# TASK DESCRIPTION
Write the data below out exactly as it stands. Do not include the pictures.

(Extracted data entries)
******
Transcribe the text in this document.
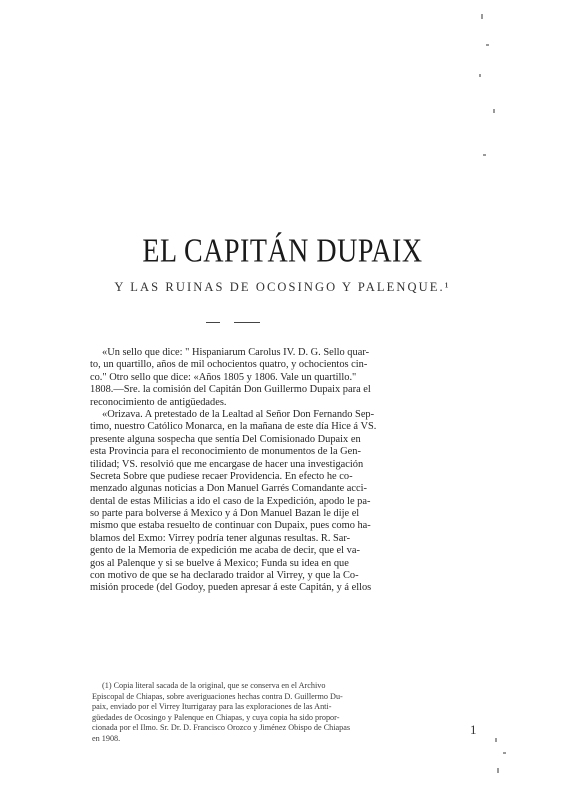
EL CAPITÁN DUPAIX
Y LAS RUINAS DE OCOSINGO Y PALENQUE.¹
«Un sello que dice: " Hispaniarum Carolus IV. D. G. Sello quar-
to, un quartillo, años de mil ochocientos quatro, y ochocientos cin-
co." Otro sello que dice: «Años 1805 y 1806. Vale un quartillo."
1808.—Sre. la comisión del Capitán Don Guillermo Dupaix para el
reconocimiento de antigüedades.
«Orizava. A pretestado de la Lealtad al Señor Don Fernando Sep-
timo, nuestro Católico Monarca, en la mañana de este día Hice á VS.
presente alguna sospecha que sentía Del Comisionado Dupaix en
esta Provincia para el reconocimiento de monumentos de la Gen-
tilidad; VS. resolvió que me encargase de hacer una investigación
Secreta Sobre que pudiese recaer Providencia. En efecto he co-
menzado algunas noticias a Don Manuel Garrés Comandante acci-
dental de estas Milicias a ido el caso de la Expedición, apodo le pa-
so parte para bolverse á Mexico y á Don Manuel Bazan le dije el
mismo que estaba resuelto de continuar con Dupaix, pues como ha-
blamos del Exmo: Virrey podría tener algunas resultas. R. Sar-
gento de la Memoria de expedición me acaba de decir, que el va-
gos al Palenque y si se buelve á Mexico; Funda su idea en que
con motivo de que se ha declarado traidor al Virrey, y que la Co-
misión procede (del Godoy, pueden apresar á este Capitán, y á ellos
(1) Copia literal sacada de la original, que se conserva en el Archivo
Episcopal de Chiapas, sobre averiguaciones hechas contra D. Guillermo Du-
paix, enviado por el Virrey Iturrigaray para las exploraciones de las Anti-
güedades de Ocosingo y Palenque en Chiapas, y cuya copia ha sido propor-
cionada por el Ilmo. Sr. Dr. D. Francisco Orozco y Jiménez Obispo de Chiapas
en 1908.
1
******
# SOLUTION FOR THIS TASK
Transcribe the text in this document.
EL CAPITÁN DUPAIX
Y LAS RUINAS DE OCOSINGO Y PALENQUE.¹
«Un sello que dice: " Hispaniarum Carolus IV. D. G. Sello quar-
to, un quartillo, años de mil ochocientos quatro, y ochocientos cin-
co." Otro sello que dice: «Años 1805 y 1806. Vale un quartillo."
1808.—Sre. la comisión del Capitán Don Guillermo Dupaix para el
reconocimiento de antigüedades.
«Orizava. A pretestado de la Lealtad al Señor Don Fernando Sep-
timo, nuestro Católico Monarca, en la mañana de este día Hice á VS.
presente alguna sospecha que sentía Del Comisionado Dupaix en
esta Provincia para el reconocimiento de monumentos de la Gen-
tilidad; VS. resolvió que me encargase de hacer una investigación
Secreta Sobre que pudiese recaer Providencia. En efecto he co-
menzado algunas noticias a Don Manuel Garrés Comandante acci-
dental de estas Milicias a ido el caso de la Expedición, apodo le pa-
so parte para bolverse á Mexico y á Don Manuel Bazan le dije el
mismo que estaba resuelto de continuar con Dupaix, pues como ha-
blamos del Exmo: Virrey podría tener algunas resultas. R. Sar-
gento de la Memoria de expedición me acaba de decir, que el va-
gos al Palenque y si se buelve á Mexico; Funda su idea en que
con motivo de que se ha declarado traidor al Virrey, y que la Co-
misión procede (del Godoy, pueden apresar á este Capitán, y á ellos
(1) Copia literal sacada de la original, que se conserva en el Archivo
Episcopal de Chiapas, sobre averiguaciones hechas contra D. Guillermo Du-
paix, enviado por el Virrey Iturrigaray para las exploraciones de las Anti-
güedades de Ocosingo y Palenque en Chiapas, y cuya copia ha sido propor-
cionada por el Ilmo. Sr. Dr. D. Francisco Orozco y Jiménez Obispo de Chiapas
en 1908.
1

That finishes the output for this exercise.